● **WRITTEN EXERCISE**
Search the material for "makes" and show all lines that contain it.

*** LISTED ENTRIES

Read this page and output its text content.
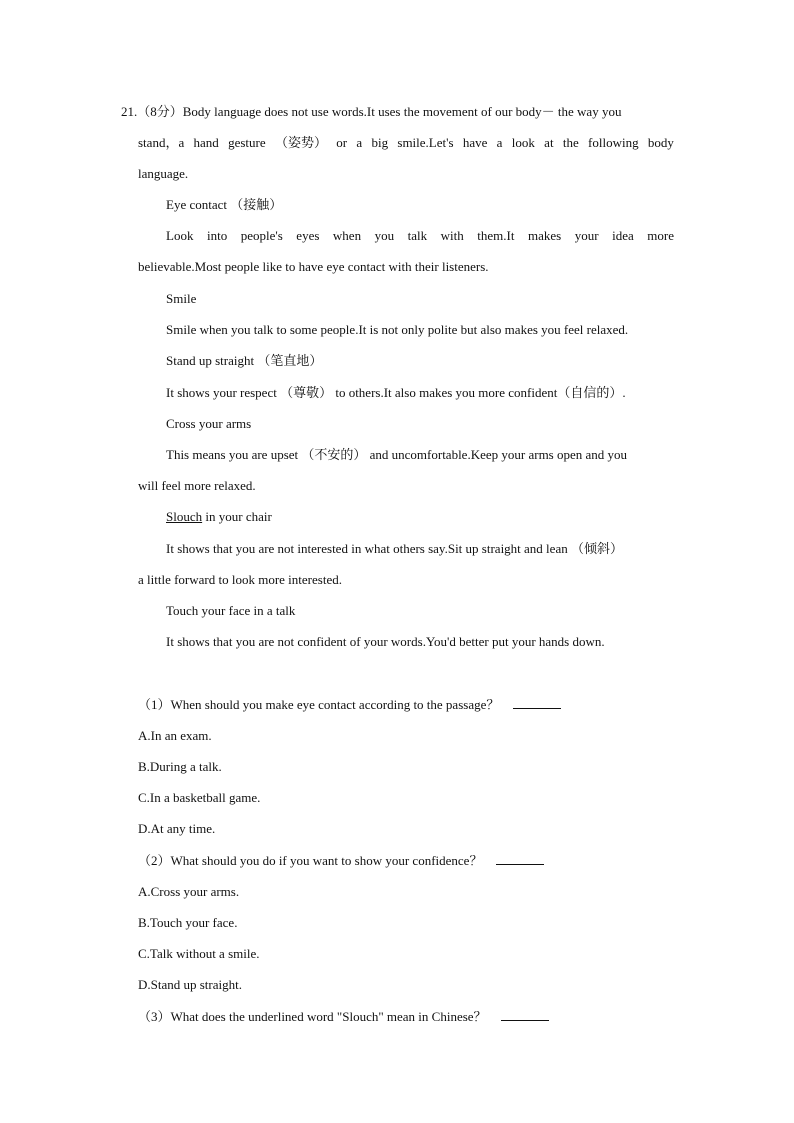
21.（8分）Body language does not use words.It uses the movement of our body－ the way you
stand，a hand gesture （姿势） or a big smile.Let's have a look at the following body
language.
Eye contact （接触）
Look into people's eyes when you talk with them.It makes your idea more
believable.Most people like to have eye contact with their listeners.
Smile
Smile when you talk to some people.It is not only polite but also makes you feel relaxed.
Stand up straight （笔直地）
It shows your respect （尊敬） to others.It also makes you more confident（自信的）.
Cross your arms
This means you are upset （不安的） and uncomfortable.Keep your arms open and you
will feel more relaxed.
Slouch in your chair
It shows that you are not interested in what others say.Sit up straight and lean （倾斜）
a little forward to look more interested.
Touch your face in a talk
It shows that you are not confident of your words.You'd better put your hands down.
（1）When should you make eye contact according to the passage？
A.In an exam.
B.During a talk.
C.In a basketball game.
D.At any time.
（2）What should you do if you want to show your confidence？
A.Cross your arms.
B.Touch your face.
C.Talk without a smile.
D.Stand up straight.
（3）What does the underlined word "Slouch" mean in Chinese？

******

● **RESULT OF THIS EXERCISE**
Look into people's eyes when you talk with them.It makes your idea more
Smile when you talk to some people.It is not only polite but also makes you feel relaxed.
It shows your respect （尊敬） to others.It also makes you more confident（自信的）.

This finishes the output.